↓↓↓
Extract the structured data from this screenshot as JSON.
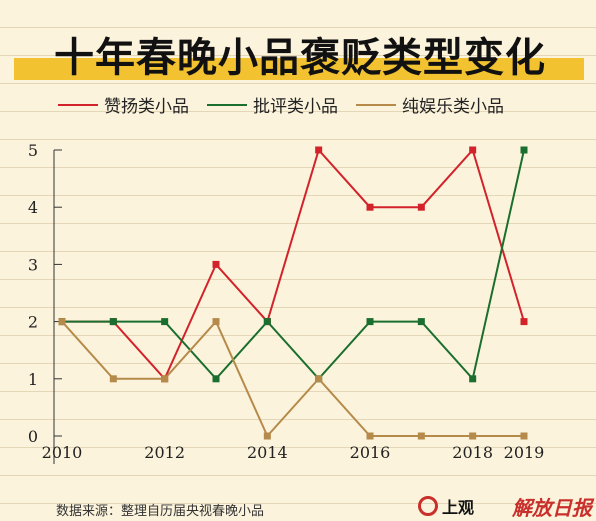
{
  "chart_data": {
    "type": "line",
    "title": "十年春晚小品褒贬类型变化",
    "x": [
      2010,
      2011,
      2012,
      2013,
      2014,
      2015,
      2016,
      2017,
      2018,
      2019
    ],
    "xticks": [
      "2010",
      "2012",
      "2014",
      "2016",
      "2018",
      "2019"
    ],
    "yticks": [
      "0",
      "1",
      "2",
      "3",
      "4",
      "5"
    ],
    "ylim": [
      0,
      5
    ],
    "series": [
      {
        "name": "赞扬类小品",
        "color": "#d2232a",
        "values": [
          2,
          2,
          1,
          3,
          2,
          5,
          4,
          4,
          5,
          2
        ]
      },
      {
        "name": "批评类小品",
        "color": "#1a6e2e",
        "values": [
          2,
          2,
          2,
          1,
          2,
          1,
          2,
          2,
          1,
          5
        ]
      },
      {
        "name": "纯娱乐类小品",
        "color": "#b58a4a",
        "values": [
          2,
          1,
          1,
          2,
          0,
          1,
          0,
          0,
          0,
          0
        ]
      }
    ],
    "legend_position": "top-left",
    "grid": false
  },
  "footer": {
    "source": "数据来源：整理自历届央视春晚小品",
    "logo_left": "上观",
    "logo_right": "解放日报"
  }
}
↑↑↑
== STATED TASK ==
Reproduce the data word for word, excluding its pictures.

== FINISHED ANSWER ==
Extract the structured data from this screenshot as JSON.
{
  "chart_data": {
    "type": "line",
    "title": "十年春晚小品褒贬类型变化",
    "x": [
      2010,
      2011,
      2012,
      2013,
      2014,
      2015,
      2016,
      2017,
      2018,
      2019
    ],
    "xticks": [
      "2010",
      "2012",
      "2014",
      "2016",
      "2018",
      "2019"
    ],
    "yticks": [
      "0",
      "1",
      "2",
      "3",
      "4",
      "5"
    ],
    "ylim": [
      0,
      5
    ],
    "series": [
      {
        "name": "赞扬类小品",
        "color": "#d2232a",
        "values": [
          2,
          2,
          1,
          3,
          2,
          5,
          4,
          4,
          5,
          2
        ]
      },
      {
        "name": "批评类小品",
        "color": "#1a6e2e",
        "values": [
          2,
          2,
          2,
          1,
          2,
          1,
          2,
          2,
          1,
          5
        ]
      },
      {
        "name": "纯娱乐类小品",
        "color": "#b58a4a",
        "values": [
          2,
          1,
          1,
          2,
          0,
          1,
          0,
          0,
          0,
          0
        ]
      }
    ],
    "legend_position": "top-left",
    "grid": false
  },
  "footer": {
    "source": "数据来源：整理自历届央视春晚小品",
    "logo_left": "上观",
    "logo_right": "解放日报"
  }
}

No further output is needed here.